Note how many lines contain "своей" and give that number, with nothing else.

[Dataset entries]
____

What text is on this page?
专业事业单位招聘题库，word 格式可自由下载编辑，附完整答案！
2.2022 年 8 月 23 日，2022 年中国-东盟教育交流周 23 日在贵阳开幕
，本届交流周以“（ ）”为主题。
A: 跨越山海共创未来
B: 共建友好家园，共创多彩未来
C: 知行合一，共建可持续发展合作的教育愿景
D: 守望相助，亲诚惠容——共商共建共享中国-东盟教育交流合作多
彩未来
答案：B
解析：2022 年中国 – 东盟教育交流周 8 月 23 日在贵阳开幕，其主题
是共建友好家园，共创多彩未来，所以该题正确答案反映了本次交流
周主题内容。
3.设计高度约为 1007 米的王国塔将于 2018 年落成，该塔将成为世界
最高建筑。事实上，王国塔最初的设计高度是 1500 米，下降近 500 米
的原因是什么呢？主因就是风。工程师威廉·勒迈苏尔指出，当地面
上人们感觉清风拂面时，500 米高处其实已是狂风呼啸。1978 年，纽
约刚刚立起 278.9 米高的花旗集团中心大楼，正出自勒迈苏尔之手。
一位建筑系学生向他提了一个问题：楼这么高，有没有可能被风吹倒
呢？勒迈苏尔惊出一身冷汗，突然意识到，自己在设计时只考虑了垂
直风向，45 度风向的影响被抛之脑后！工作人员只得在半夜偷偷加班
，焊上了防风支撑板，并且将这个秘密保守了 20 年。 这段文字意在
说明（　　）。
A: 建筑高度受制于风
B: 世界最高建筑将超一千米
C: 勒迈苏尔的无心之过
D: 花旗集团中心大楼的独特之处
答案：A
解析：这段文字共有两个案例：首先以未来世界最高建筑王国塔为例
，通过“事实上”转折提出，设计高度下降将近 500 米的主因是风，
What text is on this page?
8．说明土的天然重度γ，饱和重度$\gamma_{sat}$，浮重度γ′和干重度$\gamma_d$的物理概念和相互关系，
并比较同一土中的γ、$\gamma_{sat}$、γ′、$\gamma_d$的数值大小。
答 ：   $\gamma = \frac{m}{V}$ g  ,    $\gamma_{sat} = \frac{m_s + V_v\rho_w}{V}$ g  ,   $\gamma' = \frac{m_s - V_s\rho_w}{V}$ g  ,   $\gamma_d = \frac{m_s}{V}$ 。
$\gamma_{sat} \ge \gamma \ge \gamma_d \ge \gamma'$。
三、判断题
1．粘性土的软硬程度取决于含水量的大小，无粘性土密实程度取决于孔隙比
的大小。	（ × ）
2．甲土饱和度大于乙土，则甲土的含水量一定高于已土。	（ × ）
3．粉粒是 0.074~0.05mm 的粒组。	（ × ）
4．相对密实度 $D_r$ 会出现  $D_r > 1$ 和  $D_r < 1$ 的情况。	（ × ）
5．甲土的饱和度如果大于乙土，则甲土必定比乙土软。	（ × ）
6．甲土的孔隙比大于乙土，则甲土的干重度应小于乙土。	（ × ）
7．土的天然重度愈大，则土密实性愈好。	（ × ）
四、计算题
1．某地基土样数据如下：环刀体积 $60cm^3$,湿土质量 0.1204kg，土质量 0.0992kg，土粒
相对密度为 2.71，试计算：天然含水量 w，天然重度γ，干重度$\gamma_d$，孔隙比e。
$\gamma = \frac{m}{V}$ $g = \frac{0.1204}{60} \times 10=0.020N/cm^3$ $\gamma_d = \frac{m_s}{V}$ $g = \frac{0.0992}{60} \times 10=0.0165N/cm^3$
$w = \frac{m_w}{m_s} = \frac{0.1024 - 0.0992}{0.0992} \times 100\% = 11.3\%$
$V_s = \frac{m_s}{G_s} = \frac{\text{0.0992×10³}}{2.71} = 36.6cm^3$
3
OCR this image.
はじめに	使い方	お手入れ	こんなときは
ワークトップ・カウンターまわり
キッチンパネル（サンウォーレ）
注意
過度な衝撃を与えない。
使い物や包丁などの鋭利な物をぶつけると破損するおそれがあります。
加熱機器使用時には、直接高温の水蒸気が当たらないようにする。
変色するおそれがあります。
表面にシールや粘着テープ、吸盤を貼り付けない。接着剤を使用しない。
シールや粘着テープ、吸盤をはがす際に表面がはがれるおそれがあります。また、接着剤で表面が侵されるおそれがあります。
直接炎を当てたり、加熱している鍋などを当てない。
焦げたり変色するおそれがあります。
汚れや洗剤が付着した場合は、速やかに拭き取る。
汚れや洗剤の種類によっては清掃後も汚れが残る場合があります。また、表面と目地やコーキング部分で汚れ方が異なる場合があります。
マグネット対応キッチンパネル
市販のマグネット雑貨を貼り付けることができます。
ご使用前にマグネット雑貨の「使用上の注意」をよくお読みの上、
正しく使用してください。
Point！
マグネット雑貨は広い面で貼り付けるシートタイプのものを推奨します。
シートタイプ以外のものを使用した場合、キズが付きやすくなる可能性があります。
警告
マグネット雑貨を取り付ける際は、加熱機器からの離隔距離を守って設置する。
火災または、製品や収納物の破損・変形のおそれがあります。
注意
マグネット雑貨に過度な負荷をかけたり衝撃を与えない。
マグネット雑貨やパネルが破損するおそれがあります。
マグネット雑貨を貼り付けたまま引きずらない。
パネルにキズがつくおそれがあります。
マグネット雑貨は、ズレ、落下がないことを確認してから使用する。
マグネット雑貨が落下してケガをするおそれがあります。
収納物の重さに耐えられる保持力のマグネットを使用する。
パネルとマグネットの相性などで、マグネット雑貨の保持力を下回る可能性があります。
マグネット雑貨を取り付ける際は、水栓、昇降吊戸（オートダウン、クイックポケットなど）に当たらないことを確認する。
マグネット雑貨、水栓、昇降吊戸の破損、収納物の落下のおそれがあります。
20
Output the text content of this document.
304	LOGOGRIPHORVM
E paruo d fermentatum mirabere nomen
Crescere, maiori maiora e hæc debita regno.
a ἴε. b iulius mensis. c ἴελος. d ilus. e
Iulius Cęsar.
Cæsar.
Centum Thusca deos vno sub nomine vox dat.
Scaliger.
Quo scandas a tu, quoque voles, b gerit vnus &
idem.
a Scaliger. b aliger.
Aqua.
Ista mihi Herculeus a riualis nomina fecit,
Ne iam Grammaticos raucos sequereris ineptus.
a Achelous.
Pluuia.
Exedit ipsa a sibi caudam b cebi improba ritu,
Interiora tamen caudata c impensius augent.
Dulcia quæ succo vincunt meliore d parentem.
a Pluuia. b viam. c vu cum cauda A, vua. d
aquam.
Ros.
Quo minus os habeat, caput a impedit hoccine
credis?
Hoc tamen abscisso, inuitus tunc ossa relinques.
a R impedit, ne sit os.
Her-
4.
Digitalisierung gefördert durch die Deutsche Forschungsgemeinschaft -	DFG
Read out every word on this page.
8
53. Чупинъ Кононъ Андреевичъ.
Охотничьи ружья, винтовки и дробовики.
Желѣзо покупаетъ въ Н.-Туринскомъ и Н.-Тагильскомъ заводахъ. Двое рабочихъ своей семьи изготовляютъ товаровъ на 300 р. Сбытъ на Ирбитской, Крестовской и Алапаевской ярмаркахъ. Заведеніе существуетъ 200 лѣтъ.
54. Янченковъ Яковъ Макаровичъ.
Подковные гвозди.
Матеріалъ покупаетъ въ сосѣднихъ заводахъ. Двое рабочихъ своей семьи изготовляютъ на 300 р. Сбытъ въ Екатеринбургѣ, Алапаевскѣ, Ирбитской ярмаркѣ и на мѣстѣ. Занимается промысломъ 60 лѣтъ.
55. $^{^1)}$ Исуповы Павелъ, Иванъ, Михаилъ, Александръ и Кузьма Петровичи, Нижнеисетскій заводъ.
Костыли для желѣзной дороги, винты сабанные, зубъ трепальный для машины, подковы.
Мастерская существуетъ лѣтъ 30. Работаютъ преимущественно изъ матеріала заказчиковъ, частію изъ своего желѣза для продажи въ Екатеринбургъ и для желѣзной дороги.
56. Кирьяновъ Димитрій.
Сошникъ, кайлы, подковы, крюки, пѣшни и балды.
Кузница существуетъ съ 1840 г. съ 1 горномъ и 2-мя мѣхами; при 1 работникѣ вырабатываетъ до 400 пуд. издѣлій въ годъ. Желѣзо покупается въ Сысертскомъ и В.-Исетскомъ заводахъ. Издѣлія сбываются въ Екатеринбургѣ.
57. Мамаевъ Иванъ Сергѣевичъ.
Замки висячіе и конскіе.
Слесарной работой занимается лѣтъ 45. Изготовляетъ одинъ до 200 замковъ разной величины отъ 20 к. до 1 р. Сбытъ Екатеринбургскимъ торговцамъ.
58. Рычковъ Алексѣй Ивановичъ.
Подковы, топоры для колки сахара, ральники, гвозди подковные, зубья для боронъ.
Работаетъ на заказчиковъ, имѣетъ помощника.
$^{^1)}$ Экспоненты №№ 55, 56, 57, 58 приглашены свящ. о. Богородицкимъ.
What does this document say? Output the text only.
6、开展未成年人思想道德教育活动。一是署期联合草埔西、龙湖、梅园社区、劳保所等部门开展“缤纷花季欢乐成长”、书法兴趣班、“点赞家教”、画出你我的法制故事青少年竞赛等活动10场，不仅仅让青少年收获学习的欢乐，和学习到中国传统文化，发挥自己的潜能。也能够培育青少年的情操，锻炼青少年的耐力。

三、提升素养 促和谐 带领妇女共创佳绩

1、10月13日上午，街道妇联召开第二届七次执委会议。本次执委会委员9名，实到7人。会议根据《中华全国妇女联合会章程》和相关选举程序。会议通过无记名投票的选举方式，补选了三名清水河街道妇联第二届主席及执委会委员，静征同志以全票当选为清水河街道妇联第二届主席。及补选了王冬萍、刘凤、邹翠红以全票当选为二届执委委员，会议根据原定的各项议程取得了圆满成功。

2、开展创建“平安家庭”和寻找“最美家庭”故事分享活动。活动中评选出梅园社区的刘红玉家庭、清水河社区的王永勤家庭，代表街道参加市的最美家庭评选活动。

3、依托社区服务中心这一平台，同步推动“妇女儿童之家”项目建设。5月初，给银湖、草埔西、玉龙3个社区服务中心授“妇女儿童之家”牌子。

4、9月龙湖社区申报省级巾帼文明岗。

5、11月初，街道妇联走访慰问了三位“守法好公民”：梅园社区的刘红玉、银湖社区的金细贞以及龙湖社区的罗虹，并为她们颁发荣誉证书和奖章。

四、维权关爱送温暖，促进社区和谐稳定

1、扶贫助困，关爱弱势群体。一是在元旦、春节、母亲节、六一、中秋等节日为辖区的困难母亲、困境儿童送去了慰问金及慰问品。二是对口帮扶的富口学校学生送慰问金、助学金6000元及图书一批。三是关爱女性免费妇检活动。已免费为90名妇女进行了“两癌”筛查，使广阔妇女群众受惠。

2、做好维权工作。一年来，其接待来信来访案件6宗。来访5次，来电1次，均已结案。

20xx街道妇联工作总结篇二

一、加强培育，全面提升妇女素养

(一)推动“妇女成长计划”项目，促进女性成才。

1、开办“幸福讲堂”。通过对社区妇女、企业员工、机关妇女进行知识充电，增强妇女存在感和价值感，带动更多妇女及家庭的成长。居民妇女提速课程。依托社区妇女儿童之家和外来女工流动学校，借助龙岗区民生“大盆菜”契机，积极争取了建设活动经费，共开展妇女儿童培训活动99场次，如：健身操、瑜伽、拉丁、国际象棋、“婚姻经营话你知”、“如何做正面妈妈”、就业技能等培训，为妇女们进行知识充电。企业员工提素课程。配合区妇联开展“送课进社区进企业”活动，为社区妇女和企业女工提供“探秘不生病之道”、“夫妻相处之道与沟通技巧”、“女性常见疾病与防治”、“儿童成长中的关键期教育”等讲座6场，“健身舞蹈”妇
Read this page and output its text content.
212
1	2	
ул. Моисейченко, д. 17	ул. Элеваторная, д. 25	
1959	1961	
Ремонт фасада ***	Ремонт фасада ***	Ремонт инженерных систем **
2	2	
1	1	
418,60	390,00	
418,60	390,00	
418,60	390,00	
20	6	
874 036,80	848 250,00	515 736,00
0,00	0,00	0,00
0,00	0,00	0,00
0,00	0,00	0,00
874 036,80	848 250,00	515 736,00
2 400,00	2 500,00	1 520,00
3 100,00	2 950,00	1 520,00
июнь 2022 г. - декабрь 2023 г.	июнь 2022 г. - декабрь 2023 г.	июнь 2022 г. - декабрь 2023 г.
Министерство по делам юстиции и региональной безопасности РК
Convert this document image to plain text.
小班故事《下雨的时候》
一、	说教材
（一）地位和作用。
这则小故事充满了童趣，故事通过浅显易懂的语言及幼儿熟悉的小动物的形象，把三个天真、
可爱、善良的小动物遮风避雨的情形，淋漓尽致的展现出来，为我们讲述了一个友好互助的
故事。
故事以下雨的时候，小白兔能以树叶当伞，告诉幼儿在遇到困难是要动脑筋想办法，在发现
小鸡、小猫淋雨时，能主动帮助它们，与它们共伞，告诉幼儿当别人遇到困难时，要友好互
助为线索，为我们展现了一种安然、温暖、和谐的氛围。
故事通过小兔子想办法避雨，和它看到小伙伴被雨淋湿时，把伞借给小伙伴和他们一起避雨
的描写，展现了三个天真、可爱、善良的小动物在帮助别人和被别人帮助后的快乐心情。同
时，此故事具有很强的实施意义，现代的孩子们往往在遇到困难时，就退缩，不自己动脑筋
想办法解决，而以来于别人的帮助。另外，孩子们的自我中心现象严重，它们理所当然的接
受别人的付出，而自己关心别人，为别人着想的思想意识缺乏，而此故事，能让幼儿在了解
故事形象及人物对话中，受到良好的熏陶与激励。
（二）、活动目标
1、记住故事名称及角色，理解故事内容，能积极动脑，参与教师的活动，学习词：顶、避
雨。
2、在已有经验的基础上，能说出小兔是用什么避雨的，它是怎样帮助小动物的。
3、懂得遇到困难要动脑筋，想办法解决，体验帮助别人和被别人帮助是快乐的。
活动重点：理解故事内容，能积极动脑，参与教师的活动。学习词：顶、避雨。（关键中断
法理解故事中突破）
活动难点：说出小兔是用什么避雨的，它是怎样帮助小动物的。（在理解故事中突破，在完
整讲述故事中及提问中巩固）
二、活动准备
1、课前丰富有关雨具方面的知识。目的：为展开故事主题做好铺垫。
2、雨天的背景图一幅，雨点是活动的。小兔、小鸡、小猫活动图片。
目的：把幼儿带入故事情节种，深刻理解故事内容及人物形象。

____

Output for this task:
2